▸ **Required work**
Return every record verbatim.
☆ ☆ ☆
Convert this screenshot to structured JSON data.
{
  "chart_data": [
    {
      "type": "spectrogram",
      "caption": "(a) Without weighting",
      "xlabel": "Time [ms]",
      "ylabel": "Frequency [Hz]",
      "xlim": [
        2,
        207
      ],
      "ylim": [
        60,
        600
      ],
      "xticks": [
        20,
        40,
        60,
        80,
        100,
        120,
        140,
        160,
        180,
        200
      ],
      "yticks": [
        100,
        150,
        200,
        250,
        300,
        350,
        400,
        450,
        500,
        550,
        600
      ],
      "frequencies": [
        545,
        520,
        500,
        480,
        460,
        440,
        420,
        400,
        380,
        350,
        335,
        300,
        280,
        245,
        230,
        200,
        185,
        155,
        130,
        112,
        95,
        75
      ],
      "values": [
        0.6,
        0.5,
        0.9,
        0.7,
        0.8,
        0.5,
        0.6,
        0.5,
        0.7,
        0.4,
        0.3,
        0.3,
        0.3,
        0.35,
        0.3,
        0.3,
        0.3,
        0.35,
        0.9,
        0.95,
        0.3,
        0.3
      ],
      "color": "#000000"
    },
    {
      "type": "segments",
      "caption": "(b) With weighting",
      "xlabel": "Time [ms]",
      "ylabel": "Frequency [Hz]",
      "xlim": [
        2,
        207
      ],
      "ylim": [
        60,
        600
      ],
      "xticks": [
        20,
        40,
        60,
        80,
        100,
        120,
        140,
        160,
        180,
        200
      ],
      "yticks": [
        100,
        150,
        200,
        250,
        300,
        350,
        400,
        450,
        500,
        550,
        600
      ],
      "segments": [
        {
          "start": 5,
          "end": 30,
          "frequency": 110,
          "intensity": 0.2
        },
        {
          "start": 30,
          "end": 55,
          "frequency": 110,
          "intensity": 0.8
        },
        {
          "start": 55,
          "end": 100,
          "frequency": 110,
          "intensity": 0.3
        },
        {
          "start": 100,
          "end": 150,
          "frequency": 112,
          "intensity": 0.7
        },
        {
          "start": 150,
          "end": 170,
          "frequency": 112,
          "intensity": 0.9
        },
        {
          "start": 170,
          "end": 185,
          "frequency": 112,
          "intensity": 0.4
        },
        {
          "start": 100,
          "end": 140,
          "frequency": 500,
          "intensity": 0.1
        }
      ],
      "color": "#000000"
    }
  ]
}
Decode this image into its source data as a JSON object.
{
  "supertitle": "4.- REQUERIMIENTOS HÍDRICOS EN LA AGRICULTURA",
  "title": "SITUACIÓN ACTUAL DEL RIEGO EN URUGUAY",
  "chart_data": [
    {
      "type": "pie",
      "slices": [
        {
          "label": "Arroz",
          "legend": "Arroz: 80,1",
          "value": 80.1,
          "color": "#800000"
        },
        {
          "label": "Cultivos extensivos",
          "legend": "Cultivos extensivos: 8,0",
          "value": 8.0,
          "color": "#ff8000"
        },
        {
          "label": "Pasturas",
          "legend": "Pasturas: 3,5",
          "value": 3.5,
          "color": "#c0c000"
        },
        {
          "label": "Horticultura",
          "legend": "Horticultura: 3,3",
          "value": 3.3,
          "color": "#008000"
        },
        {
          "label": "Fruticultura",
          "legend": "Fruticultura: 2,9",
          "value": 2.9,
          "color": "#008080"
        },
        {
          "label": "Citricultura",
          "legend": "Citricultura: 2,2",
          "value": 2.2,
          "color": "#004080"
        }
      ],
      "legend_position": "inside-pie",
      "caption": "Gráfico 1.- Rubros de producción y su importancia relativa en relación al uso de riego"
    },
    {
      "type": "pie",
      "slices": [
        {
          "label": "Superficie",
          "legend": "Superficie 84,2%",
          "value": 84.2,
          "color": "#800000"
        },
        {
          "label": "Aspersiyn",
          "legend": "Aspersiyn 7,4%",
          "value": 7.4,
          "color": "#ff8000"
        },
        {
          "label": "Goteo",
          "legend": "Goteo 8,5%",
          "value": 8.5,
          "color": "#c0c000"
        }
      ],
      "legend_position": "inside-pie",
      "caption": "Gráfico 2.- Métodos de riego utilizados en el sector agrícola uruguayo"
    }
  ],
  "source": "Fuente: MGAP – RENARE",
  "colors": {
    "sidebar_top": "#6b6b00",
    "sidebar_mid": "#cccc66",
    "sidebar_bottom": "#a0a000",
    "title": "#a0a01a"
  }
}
☆ ☆ ☆
▸ **Exercise output**
Convert this screenshot to structured JSON data.
{
  "chart_data": [
    {
      "type": "spectrogram",
      "caption": "(a) Without weighting",
      "xlabel": "Time [ms]",
      "ylabel": "Frequency [Hz]",
      "xlim": [
        2,
        207
      ],
      "ylim": [
        60,
        600
      ],
      "xticks": [
        20,
        40,
        60,
        80,
        100,
        120,
        140,
        160,
        180,
        200
      ],
      "yticks": [
        100,
        150,
        200,
        250,
        300,
        350,
        400,
        450,
        500,
        550,
        600
      ],
      "frequencies": [
        545,
        520,
        500,
        480,
        460,
        440,
        420,
        400,
        380,
        350,
        335,
        300,
        280,
        245,
        230,
        200,
        185,
        155,
        130,
        112,
        95,
        75
      ],
      "values": [
        0.6,
        0.5,
        0.9,
        0.7,
        0.8,
        0.5,
        0.6,
        0.5,
        0.7,
        0.4,
        0.3,
        0.3,
        0.3,
        0.35,
        0.3,
        0.3,
        0.3,
        0.35,
        0.9,
        0.95,
        0.3,
        0.3
      ],
      "color": "#000000"
    },
    {
      "type": "segments",
      "caption": "(b) With weighting",
      "xlabel": "Time [ms]",
      "ylabel": "Frequency [Hz]",
      "xlim": [
        2,
        207
      ],
      "ylim": [
        60,
        600
      ],
      "xticks": [
        20,
        40,
        60,
        80,
        100,
        120,
        140,
        160,
        180,
        200
      ],
      "yticks": [
        100,
        150,
        200,
        250,
        300,
        350,
        400,
        450,
        500,
        550,
        600
      ],
      "segments": [
        {
          "start": 5,
          "end": 30,
          "frequency": 110,
          "intensity": 0.2
        },
        {
          "start": 30,
          "end": 55,
          "frequency": 110,
          "intensity": 0.8
        },
        {
          "start": 55,
          "end": 100,
          "frequency": 110,
          "intensity": 0.3
        },
        {
          "start": 100,
          "end": 150,
          "frequency": 112,
          "intensity": 0.7
        },
        {
          "start": 150,
          "end": 170,
          "frequency": 112,
          "intensity": 0.9
        },
        {
          "start": 170,
          "end": 185,
          "frequency": 112,
          "intensity": 0.4
        },
        {
          "start": 100,
          "end": 140,
          "frequency": 500,
          "intensity": 0.1
        }
      ],
      "color": "#000000"
    }
  ]
}
Decode this image into its source data as a JSON object.
{
  "supertitle": "4.- REQUERIMIENTOS HÍDRICOS EN LA AGRICULTURA",
  "title": "SITUACIÓN ACTUAL DEL RIEGO EN URUGUAY",
  "chart_data": [
    {
      "type": "pie",
      "slices": [
        {
          "label": "Arroz",
          "legend": "Arroz: 80,1",
          "value": 80.1,
          "color": "#800000"
        },
        {
          "label": "Cultivos extensivos",
          "legend": "Cultivos extensivos: 8,0",
          "value": 8.0,
          "color": "#ff8000"
        },
        {
          "label": "Pasturas",
          "legend": "Pasturas: 3,5",
          "value": 3.5,
          "color": "#c0c000"
        },
        {
          "label": "Horticultura",
          "legend": "Horticultura: 3,3",
          "value": 3.3,
          "color": "#008000"
        },
        {
          "label": "Fruticultura",
          "legend": "Fruticultura: 2,9",
          "value": 2.9,
          "color": "#008080"
        },
        {
          "label": "Citricultura",
          "legend": "Citricultura: 2,2",
          "value": 2.2,
          "color": "#004080"
        }
      ],
      "legend_position": "inside-pie",
      "caption": "Gráfico 1.- Rubros de producción y su importancia relativa en relación al uso de riego"
    },
    {
      "type": "pie",
      "slices": [
        {
          "label": "Superficie",
          "legend": "Superficie 84,2%",
          "value": 84.2,
          "color": "#800000"
        },
        {
          "label": "Aspersiyn",
          "legend": "Aspersiyn 7,4%",
          "value": 7.4,
          "color": "#ff8000"
        },
        {
          "label": "Goteo",
          "legend": "Goteo 8,5%",
          "value": 8.5,
          "color": "#c0c000"
        }
      ],
      "legend_position": "inside-pie",
      "caption": "Gráfico 2.- Métodos de riego utilizados en el sector agrícola uruguayo"
    }
  ],
  "source": "Fuente: MGAP – RENARE",
  "colors": {
    "sidebar_top": "#6b6b00",
    "sidebar_mid": "#cccc66",
    "sidebar_bottom": "#a0a000",
    "title": "#a0a01a"
  }
}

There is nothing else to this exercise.